▸ Problem details
Rewrite the listing from its first line through the line containing "button[interactable]: b bbox=[123, 390, 143, 416]", inclusive, changing "Backspace" to "Delete" and leaving everything else as it is.

▸ Dataset records
++++

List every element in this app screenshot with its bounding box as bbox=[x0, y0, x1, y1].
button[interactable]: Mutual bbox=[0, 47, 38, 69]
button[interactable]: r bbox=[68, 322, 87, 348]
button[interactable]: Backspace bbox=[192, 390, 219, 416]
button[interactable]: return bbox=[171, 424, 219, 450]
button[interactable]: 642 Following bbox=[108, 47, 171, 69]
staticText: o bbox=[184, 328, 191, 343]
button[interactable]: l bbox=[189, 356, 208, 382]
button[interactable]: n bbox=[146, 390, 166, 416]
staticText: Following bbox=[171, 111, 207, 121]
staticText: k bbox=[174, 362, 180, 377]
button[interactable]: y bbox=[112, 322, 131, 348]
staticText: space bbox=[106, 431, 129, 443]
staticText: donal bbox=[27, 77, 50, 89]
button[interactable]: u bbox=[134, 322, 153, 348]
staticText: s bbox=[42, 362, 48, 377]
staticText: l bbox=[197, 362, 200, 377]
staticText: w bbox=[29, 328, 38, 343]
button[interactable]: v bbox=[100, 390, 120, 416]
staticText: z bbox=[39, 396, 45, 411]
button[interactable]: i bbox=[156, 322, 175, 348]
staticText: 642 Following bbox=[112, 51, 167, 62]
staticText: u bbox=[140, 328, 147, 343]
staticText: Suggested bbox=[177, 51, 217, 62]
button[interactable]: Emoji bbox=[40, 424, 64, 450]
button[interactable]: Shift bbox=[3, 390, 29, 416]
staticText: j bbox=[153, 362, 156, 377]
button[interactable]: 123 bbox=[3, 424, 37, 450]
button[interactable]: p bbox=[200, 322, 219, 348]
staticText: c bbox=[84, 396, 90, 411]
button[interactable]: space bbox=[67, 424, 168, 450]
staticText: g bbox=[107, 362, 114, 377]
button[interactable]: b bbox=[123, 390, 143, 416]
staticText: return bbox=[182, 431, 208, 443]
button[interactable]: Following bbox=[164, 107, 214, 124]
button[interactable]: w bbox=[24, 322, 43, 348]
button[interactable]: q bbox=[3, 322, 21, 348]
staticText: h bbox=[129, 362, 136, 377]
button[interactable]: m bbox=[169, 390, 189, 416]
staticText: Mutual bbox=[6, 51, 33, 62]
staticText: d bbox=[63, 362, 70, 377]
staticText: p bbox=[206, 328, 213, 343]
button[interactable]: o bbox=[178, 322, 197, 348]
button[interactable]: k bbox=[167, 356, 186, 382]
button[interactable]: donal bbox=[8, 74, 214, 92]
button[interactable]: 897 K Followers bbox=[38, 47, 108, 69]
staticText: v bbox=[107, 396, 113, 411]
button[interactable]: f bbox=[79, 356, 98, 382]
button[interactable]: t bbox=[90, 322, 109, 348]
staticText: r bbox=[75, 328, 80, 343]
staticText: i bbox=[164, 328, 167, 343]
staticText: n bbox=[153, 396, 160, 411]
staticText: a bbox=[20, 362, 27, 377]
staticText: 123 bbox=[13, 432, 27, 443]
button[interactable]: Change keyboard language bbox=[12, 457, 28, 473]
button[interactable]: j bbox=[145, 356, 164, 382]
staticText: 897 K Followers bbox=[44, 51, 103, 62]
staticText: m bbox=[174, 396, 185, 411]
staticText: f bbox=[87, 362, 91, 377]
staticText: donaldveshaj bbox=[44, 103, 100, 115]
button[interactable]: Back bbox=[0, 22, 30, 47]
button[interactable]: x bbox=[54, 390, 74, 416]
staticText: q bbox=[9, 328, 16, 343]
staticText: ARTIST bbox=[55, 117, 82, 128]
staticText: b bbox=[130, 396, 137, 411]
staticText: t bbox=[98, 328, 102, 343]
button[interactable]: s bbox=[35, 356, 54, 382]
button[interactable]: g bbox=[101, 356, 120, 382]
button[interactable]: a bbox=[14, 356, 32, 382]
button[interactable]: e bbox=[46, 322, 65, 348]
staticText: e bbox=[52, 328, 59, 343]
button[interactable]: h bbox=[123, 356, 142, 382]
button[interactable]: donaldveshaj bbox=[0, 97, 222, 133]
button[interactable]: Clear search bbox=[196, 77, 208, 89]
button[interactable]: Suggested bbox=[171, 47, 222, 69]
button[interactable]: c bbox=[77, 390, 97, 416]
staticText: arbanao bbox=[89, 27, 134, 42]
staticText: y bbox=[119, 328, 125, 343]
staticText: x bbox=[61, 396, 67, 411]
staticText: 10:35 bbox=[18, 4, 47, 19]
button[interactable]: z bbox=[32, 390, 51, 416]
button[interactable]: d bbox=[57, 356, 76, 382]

++++

▸ Answer for this exercise
List every element in this app screenshot with its bounding box as bbox=[x0, y0, x1, y1].
button[interactable]: Mutual bbox=[0, 47, 38, 69]
button[interactable]: r bbox=[68, 322, 87, 348]
button[interactable]: Delete bbox=[192, 390, 219, 416]
button[interactable]: return bbox=[171, 424, 219, 450]
button[interactable]: 642 Following bbox=[108, 47, 171, 69]
staticText: o bbox=[184, 328, 191, 343]
button[interactable]: l bbox=[189, 356, 208, 382]
button[interactable]: n bbox=[146, 390, 166, 416]
staticText: Following bbox=[171, 111, 207, 121]
staticText: k bbox=[174, 362, 180, 377]
button[interactable]: y bbox=[112, 322, 131, 348]
staticText: space bbox=[106, 431, 129, 443]
staticText: donal bbox=[27, 77, 50, 89]
button[interactable]: u bbox=[134, 322, 153, 348]
staticText: s bbox=[42, 362, 48, 377]
staticText: l bbox=[197, 362, 200, 377]
staticText: w bbox=[29, 328, 38, 343]
button[interactable]: v bbox=[100, 390, 120, 416]
staticText: z bbox=[39, 396, 45, 411]
button[interactable]: i bbox=[156, 322, 175, 348]
staticText: 642 Following bbox=[112, 51, 167, 62]
staticText: u bbox=[140, 328, 147, 343]
staticText: Suggested bbox=[177, 51, 217, 62]
button[interactable]: Emoji bbox=[40, 424, 64, 450]
button[interactable]: Shift bbox=[3, 390, 29, 416]
staticText: j bbox=[153, 362, 156, 377]
button[interactable]: 123 bbox=[3, 424, 37, 450]
button[interactable]: p bbox=[200, 322, 219, 348]
staticText: c bbox=[84, 396, 90, 411]
button[interactable]: space bbox=[67, 424, 168, 450]
staticText: g bbox=[107, 362, 114, 377]
button[interactable]: b bbox=[123, 390, 143, 416]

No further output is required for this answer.